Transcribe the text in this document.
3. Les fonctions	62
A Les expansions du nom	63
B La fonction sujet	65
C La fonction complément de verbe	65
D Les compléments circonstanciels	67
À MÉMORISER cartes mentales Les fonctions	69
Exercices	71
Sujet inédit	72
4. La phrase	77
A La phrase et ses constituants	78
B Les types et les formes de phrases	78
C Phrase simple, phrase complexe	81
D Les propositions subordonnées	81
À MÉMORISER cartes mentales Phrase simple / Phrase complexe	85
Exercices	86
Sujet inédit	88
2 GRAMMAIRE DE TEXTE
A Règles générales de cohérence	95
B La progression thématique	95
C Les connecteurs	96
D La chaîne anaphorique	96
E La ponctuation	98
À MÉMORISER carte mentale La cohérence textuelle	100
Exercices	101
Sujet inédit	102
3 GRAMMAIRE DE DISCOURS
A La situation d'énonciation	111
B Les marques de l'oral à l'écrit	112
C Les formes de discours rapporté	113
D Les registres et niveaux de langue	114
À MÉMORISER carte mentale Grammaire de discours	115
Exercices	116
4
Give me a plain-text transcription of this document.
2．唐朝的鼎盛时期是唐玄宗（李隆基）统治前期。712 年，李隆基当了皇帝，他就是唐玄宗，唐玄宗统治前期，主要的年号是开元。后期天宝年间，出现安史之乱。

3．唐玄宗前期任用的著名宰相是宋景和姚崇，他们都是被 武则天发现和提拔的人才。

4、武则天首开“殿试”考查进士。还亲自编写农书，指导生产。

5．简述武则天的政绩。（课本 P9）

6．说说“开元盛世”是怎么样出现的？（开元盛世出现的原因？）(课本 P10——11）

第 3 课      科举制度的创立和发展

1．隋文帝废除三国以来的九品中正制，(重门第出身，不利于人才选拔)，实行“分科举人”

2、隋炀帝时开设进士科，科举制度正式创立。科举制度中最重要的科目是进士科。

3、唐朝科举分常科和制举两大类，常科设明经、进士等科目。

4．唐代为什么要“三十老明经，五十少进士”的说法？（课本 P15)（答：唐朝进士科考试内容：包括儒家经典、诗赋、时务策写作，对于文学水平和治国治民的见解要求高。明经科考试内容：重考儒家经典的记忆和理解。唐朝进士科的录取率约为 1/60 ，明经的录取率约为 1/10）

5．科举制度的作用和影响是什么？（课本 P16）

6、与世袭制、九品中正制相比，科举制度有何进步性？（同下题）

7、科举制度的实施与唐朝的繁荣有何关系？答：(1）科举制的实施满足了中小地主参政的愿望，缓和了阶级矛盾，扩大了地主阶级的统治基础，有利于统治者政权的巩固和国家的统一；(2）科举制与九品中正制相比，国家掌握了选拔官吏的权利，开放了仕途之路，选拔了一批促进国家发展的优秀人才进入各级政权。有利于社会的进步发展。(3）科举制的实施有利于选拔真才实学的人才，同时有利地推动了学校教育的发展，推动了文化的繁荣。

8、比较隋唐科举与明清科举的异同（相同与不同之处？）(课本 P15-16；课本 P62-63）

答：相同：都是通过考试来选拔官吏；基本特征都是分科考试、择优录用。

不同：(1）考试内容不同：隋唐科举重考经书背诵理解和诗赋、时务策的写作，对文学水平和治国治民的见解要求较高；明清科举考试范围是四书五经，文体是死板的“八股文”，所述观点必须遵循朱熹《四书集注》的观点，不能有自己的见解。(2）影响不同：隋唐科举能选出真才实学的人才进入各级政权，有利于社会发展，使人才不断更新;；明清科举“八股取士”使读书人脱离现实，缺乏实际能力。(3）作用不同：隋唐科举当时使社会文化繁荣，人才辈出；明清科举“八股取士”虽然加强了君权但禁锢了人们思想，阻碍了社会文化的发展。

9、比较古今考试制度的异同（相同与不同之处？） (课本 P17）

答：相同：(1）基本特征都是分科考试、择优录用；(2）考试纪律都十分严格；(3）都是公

§ §

**THE EXERCISE:** Extract every line from the one with "Give me a plain-text" down to the final line above, both included, exactly as written.

**WRITTEN REPLY:**
Give me a plain-text transcription of this document.
2．唐朝的鼎盛时期是唐玄宗（李隆基）统治前期。712 年，李隆基当了皇帝，他就是唐玄宗，唐玄宗统治前期，主要的年号是开元。后期天宝年间，出现安史之乱。

3．唐玄宗前期任用的著名宰相是宋景和姚崇，他们都是被 武则天发现和提拔的人才。

4、武则天首开“殿试”考查进士。还亲自编写农书，指导生产。

5．简述武则天的政绩。（课本 P9）

6．说说“开元盛世”是怎么样出现的？（开元盛世出现的原因？）(课本 P10——11）

第 3 课      科举制度的创立和发展

1．隋文帝废除三国以来的九品中正制，(重门第出身，不利于人才选拔)，实行“分科举人”

2、隋炀帝时开设进士科，科举制度正式创立。科举制度中最重要的科目是进士科。

3、唐朝科举分常科和制举两大类，常科设明经、进士等科目。

4．唐代为什么要“三十老明经，五十少进士”的说法？（课本 P15)（答：唐朝进士科考试内容：包括儒家经典、诗赋、时务策写作，对于文学水平和治国治民的见解要求高。明经科考试内容：重考儒家经典的记忆和理解。唐朝进士科的录取率约为 1/60 ，明经的录取率约为 1/10）

5．科举制度的作用和影响是什么？（课本 P16）

6、与世袭制、九品中正制相比，科举制度有何进步性？（同下题）

7、科举制度的实施与唐朝的繁荣有何关系？答：(1）科举制的实施满足了中小地主参政的愿望，缓和了阶级矛盾，扩大了地主阶级的统治基础，有利于统治者政权的巩固和国家的统一；(2）科举制与九品中正制相比，国家掌握了选拔官吏的权利，开放了仕途之路，选拔了一批促进国家发展的优秀人才进入各级政权。有利于社会的进步发展。(3）科举制的实施有利于选拔真才实学的人才，同时有利地推动了学校教育的发展，推动了文化的繁荣。

8、比较隋唐科举与明清科举的异同（相同与不同之处？）(课本 P15-16；课本 P62-63）

答：相同：都是通过考试来选拔官吏；基本特征都是分科考试、择优录用。

不同：(1）考试内容不同：隋唐科举重考经书背诵理解和诗赋、时务策的写作，对文学水平和治国治民的见解要求较高；明清科举考试范围是四书五经，文体是死板的“八股文”，所述观点必须遵循朱熹《四书集注》的观点，不能有自己的见解。(2）影响不同：隋唐科举能选出真才实学的人才进入各级政权，有利于社会发展，使人才不断更新;；明清科举“八股取士”使读书人脱离现实，缺乏实际能力。(3）作用不同：隋唐科举当时使社会文化繁荣，人才辈出；明清科举“八股取士”虽然加强了君权但禁锢了人们思想，阻碍了社会文化的发展。

9、比较古今考试制度的异同（相同与不同之处？） (课本 P17）

答：相同：(1）基本特征都是分科考试、择优录用；(2）考试纪律都十分严格；(3）都是公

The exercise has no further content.